OBJECTIVE — Among these lines, how many include "this"? Answer only with the number.

========================

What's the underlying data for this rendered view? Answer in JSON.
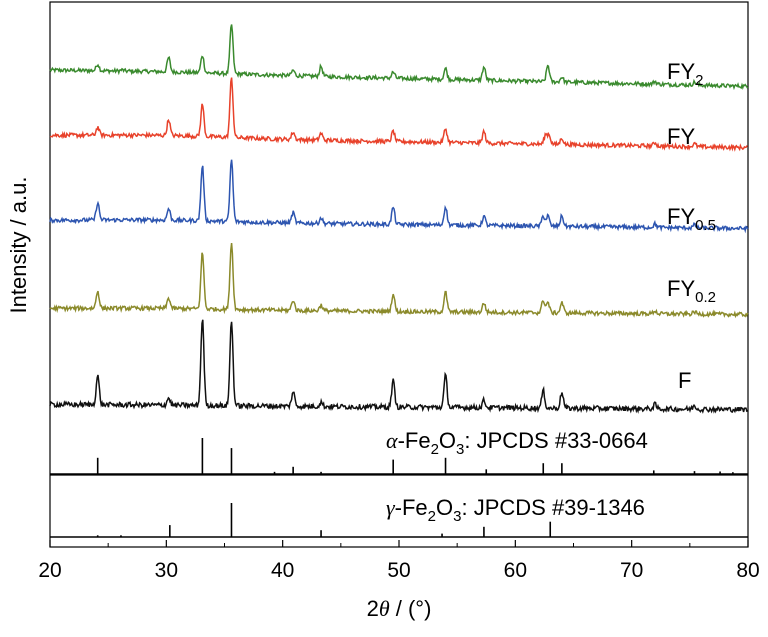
{
  "chart_data": {
    "type": "line",
    "xlabel": "2θ / (°)",
    "ylabel": "Intensity / a.u.",
    "xlim": [
      20,
      80
    ],
    "xticks": [
      20,
      30,
      40,
      50,
      60,
      70,
      80
    ],
    "grid": false,
    "series": [
      {
        "name": "FY2",
        "color": "#3a8a2e",
        "baseline": 0.7,
        "peaks": [
          [
            24.1,
            0.6
          ],
          [
            26.2,
            0.1
          ],
          [
            30.2,
            1.3
          ],
          [
            33.1,
            1.6
          ],
          [
            35.6,
            4.5
          ],
          [
            40.9,
            0.5
          ],
          [
            43.3,
            0.9
          ],
          [
            49.5,
            0.55
          ],
          [
            54.0,
            1.0
          ],
          [
            57.3,
            1.2
          ],
          [
            62.8,
            1.5
          ],
          [
            64.0,
            0.45
          ],
          [
            72.0,
            0.25
          ],
          [
            75.4,
            0.25
          ]
        ]
      },
      {
        "name": "FY",
        "color": "#e8422b",
        "baseline": 1.25,
        "peaks": [
          [
            24.1,
            0.7
          ],
          [
            30.2,
            1.4
          ],
          [
            33.1,
            2.8
          ],
          [
            35.6,
            5.2
          ],
          [
            40.9,
            0.65
          ],
          [
            43.3,
            0.6
          ],
          [
            49.5,
            0.9
          ],
          [
            54.0,
            1.2
          ],
          [
            57.3,
            1.0
          ],
          [
            62.6,
            0.8
          ],
          [
            62.9,
            0.8
          ],
          [
            64.0,
            0.55
          ],
          [
            72.0,
            0.3
          ],
          [
            75.4,
            0.25
          ]
        ]
      },
      {
        "name": "FY0.5",
        "color": "#2d55b0",
        "baseline": 1.0,
        "peaks": [
          [
            24.1,
            1.5
          ],
          [
            30.2,
            1.0
          ],
          [
            33.1,
            4.8
          ],
          [
            35.6,
            5.4
          ],
          [
            40.9,
            0.9
          ],
          [
            43.3,
            0.5
          ],
          [
            49.5,
            1.5
          ],
          [
            54.0,
            1.6
          ],
          [
            57.3,
            0.8
          ],
          [
            62.4,
            0.9
          ],
          [
            62.8,
            0.9
          ],
          [
            64.0,
            0.9
          ],
          [
            72.0,
            0.3
          ],
          [
            75.4,
            0.25
          ]
        ]
      },
      {
        "name": "FY0.2",
        "color": "#8b8a2b",
        "baseline": 0.65,
        "peaks": [
          [
            24.1,
            1.5
          ],
          [
            30.2,
            0.9
          ],
          [
            33.1,
            4.9
          ],
          [
            35.6,
            5.8
          ],
          [
            40.9,
            0.9
          ],
          [
            43.3,
            0.5
          ],
          [
            49.5,
            1.5
          ],
          [
            54.0,
            1.7
          ],
          [
            57.3,
            0.8
          ],
          [
            62.4,
            1.1
          ],
          [
            62.8,
            0.9
          ],
          [
            64.0,
            0.9
          ],
          [
            72.0,
            0.25
          ],
          [
            75.4,
            0.2
          ]
        ]
      },
      {
        "name": "F",
        "color": "#111111",
        "baseline": 0.1,
        "peaks": [
          [
            24.1,
            2.0
          ],
          [
            30.2,
            0.5
          ],
          [
            33.1,
            6.0
          ],
          [
            35.6,
            5.9
          ],
          [
            40.9,
            1.0
          ],
          [
            43.3,
            0.3
          ],
          [
            49.5,
            1.8
          ],
          [
            54.0,
            2.2
          ],
          [
            57.3,
            0.5
          ],
          [
            62.4,
            1.2
          ],
          [
            64.0,
            1.1
          ],
          [
            72.0,
            0.3
          ],
          [
            75.4,
            0.25
          ]
        ]
      }
    ],
    "legend_labels": [
      {
        "base": "FY",
        "sub": "2"
      },
      {
        "base": "FY",
        "sub": ""
      },
      {
        "base": "FY",
        "sub": "0.5"
      },
      {
        "base": "FY",
        "sub": "0.2"
      },
      {
        "base": "F",
        "sub": ""
      }
    ],
    "references": [
      {
        "label": {
          "greek": "α",
          "part1": "-Fe",
          "sub1": "2",
          "part2": "O",
          "sub2": "3",
          "rest": ": JPCDS #33-0664"
        },
        "lines": [
          [
            24.1,
            0.45
          ],
          [
            33.1,
            1.0
          ],
          [
            35.6,
            0.72
          ],
          [
            39.3,
            0.06
          ],
          [
            40.9,
            0.2
          ],
          [
            43.3,
            0.06
          ],
          [
            49.5,
            0.4
          ],
          [
            54.0,
            0.45
          ],
          [
            57.5,
            0.13
          ],
          [
            62.4,
            0.3
          ],
          [
            64.0,
            0.3
          ],
          [
            71.9,
            0.1
          ],
          [
            75.4,
            0.08
          ],
          [
            77.6,
            0.07
          ],
          [
            78.7,
            0.05
          ]
        ]
      },
      {
        "label": {
          "greek": "γ",
          "part1": "-Fe",
          "sub1": "2",
          "part2": "O",
          "sub2": "3",
          "rest": ": JPCDS #39-1346"
        },
        "lines": [
          [
            24.1,
            0.05
          ],
          [
            26.1,
            0.05
          ],
          [
            30.3,
            0.35
          ],
          [
            35.6,
            1.0
          ],
          [
            43.3,
            0.2
          ],
          [
            53.7,
            0.1
          ],
          [
            57.3,
            0.3
          ],
          [
            63.0,
            0.45
          ]
        ]
      }
    ]
  }
}
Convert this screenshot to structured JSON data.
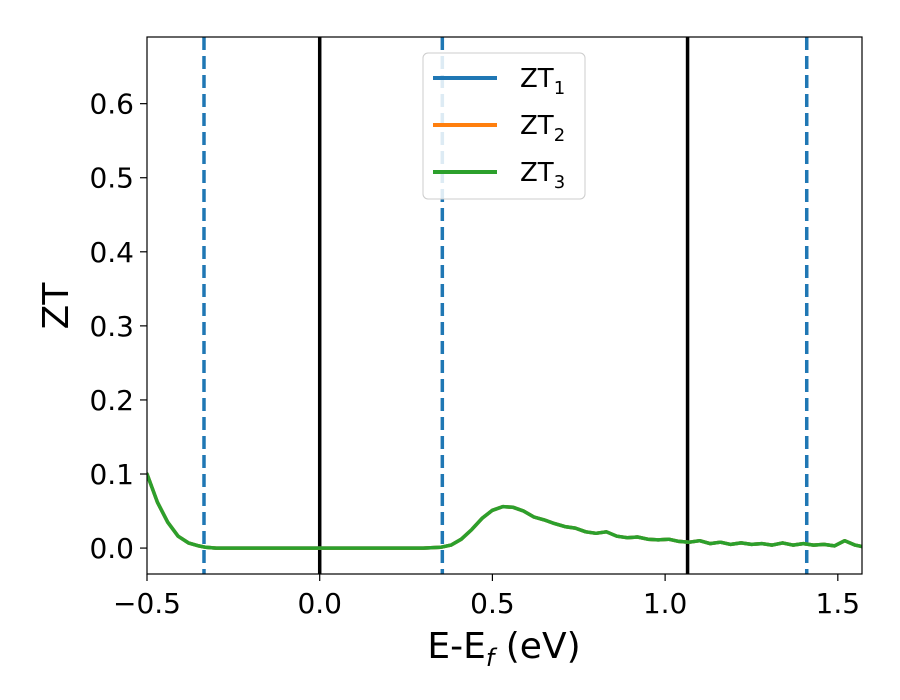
{
  "chart_data": {
    "type": "line",
    "title": "",
    "xlabel": {
      "base": "E-E",
      "sub": "f",
      "unit": " (eV)"
    },
    "ylabel": "ZT",
    "xlim": [
      -0.5,
      1.57
    ],
    "ylim": [
      -0.035,
      0.69
    ],
    "x_ticks": [
      -0.5,
      0.0,
      0.5,
      1.0,
      1.5
    ],
    "x_tick_labels": [
      "−0.5",
      "0.0",
      "0.5",
      "1.0",
      "1.5"
    ],
    "y_ticks": [
      0.0,
      0.1,
      0.2,
      0.3,
      0.4,
      0.5,
      0.6
    ],
    "y_tick_labels": [
      "0.0",
      "0.1",
      "0.2",
      "0.3",
      "0.4",
      "0.5",
      "0.6"
    ],
    "grid": false,
    "legend_position": "top-center",
    "series": [
      {
        "name": "ZT",
        "sub": "1",
        "color": "#1f77b4",
        "x": [
          -0.5,
          -0.47,
          -0.44,
          -0.41,
          -0.38,
          -0.35,
          -0.33,
          -0.3,
          -0.25,
          -0.2,
          -0.1,
          0.0,
          0.1,
          0.2,
          0.3,
          0.35,
          0.38,
          0.41,
          0.44,
          0.47,
          0.5,
          0.53,
          0.56,
          0.59,
          0.62,
          0.65,
          0.68,
          0.71,
          0.74,
          0.77,
          0.8,
          0.83,
          0.86,
          0.89,
          0.92,
          0.95,
          0.98,
          1.01,
          1.04,
          1.07,
          1.1,
          1.13,
          1.16,
          1.19,
          1.22,
          1.25,
          1.28,
          1.31,
          1.34,
          1.37,
          1.4,
          1.43,
          1.46,
          1.49,
          1.52,
          1.55,
          1.57
        ],
        "y": [
          0.1,
          0.062,
          0.035,
          0.016,
          0.007,
          0.003,
          0.001,
          0.0,
          0.0,
          0.0,
          0.0,
          0.0,
          0.0,
          0.0,
          0.0,
          0.001,
          0.004,
          0.012,
          0.025,
          0.04,
          0.051,
          0.056,
          0.055,
          0.05,
          0.042,
          0.038,
          0.033,
          0.029,
          0.027,
          0.022,
          0.02,
          0.022,
          0.016,
          0.014,
          0.015,
          0.012,
          0.011,
          0.012,
          0.009,
          0.008,
          0.01,
          0.006,
          0.008,
          0.005,
          0.007,
          0.005,
          0.006,
          0.004,
          0.007,
          0.004,
          0.006,
          0.004,
          0.005,
          0.003,
          0.01,
          0.004,
          0.002
        ]
      },
      {
        "name": "ZT",
        "sub": "2",
        "color": "#ff7f0e",
        "x": [
          -0.5,
          -0.47,
          -0.44,
          -0.41,
          -0.38,
          -0.35,
          -0.33,
          -0.3,
          -0.25,
          -0.2,
          -0.1,
          0.0,
          0.1,
          0.2,
          0.3,
          0.35,
          0.38,
          0.41,
          0.44,
          0.47,
          0.5,
          0.53,
          0.56,
          0.59,
          0.62,
          0.65,
          0.68,
          0.71,
          0.74,
          0.77,
          0.8,
          0.83,
          0.86,
          0.89,
          0.92,
          0.95,
          0.98,
          1.01,
          1.04,
          1.07,
          1.1,
          1.13,
          1.16,
          1.19,
          1.22,
          1.25,
          1.28,
          1.31,
          1.34,
          1.37,
          1.4,
          1.43,
          1.46,
          1.49,
          1.52,
          1.55,
          1.57
        ],
        "y": [
          0.1,
          0.062,
          0.035,
          0.016,
          0.007,
          0.003,
          0.001,
          0.0,
          0.0,
          0.0,
          0.0,
          0.0,
          0.0,
          0.0,
          0.0,
          0.001,
          0.004,
          0.012,
          0.025,
          0.04,
          0.051,
          0.056,
          0.055,
          0.05,
          0.042,
          0.038,
          0.033,
          0.029,
          0.027,
          0.022,
          0.02,
          0.022,
          0.016,
          0.014,
          0.015,
          0.012,
          0.011,
          0.012,
          0.009,
          0.008,
          0.01,
          0.006,
          0.008,
          0.005,
          0.007,
          0.005,
          0.006,
          0.004,
          0.007,
          0.004,
          0.006,
          0.004,
          0.005,
          0.003,
          0.01,
          0.004,
          0.002
        ]
      },
      {
        "name": "ZT",
        "sub": "3",
        "color": "#2ca02c",
        "x": [
          -0.5,
          -0.47,
          -0.44,
          -0.41,
          -0.38,
          -0.35,
          -0.33,
          -0.3,
          -0.25,
          -0.2,
          -0.1,
          0.0,
          0.1,
          0.2,
          0.3,
          0.35,
          0.38,
          0.41,
          0.44,
          0.47,
          0.5,
          0.53,
          0.56,
          0.59,
          0.62,
          0.65,
          0.68,
          0.71,
          0.74,
          0.77,
          0.8,
          0.83,
          0.86,
          0.89,
          0.92,
          0.95,
          0.98,
          1.01,
          1.04,
          1.07,
          1.1,
          1.13,
          1.16,
          1.19,
          1.22,
          1.25,
          1.28,
          1.31,
          1.34,
          1.37,
          1.4,
          1.43,
          1.46,
          1.49,
          1.52,
          1.55,
          1.57
        ],
        "y": [
          0.1,
          0.062,
          0.035,
          0.016,
          0.007,
          0.003,
          0.001,
          0.0,
          0.0,
          0.0,
          0.0,
          0.0,
          0.0,
          0.0,
          0.0,
          0.001,
          0.004,
          0.012,
          0.025,
          0.04,
          0.051,
          0.056,
          0.055,
          0.05,
          0.042,
          0.038,
          0.033,
          0.029,
          0.027,
          0.022,
          0.02,
          0.022,
          0.016,
          0.014,
          0.015,
          0.012,
          0.011,
          0.012,
          0.009,
          0.008,
          0.01,
          0.006,
          0.008,
          0.005,
          0.007,
          0.005,
          0.006,
          0.004,
          0.007,
          0.004,
          0.006,
          0.004,
          0.005,
          0.003,
          0.01,
          0.004,
          0.002
        ]
      }
    ],
    "vertical_lines": [
      {
        "x": -0.335,
        "style": "dashed",
        "color": "#1f77b4"
      },
      {
        "x": 0.0,
        "style": "solid",
        "color": "#000000"
      },
      {
        "x": 0.355,
        "style": "dashed",
        "color": "#1f77b4"
      },
      {
        "x": 1.065,
        "style": "solid",
        "color": "#000000"
      },
      {
        "x": 1.41,
        "style": "dashed",
        "color": "#1f77b4"
      }
    ]
  }
}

========================

WORKED SOLUTION — 2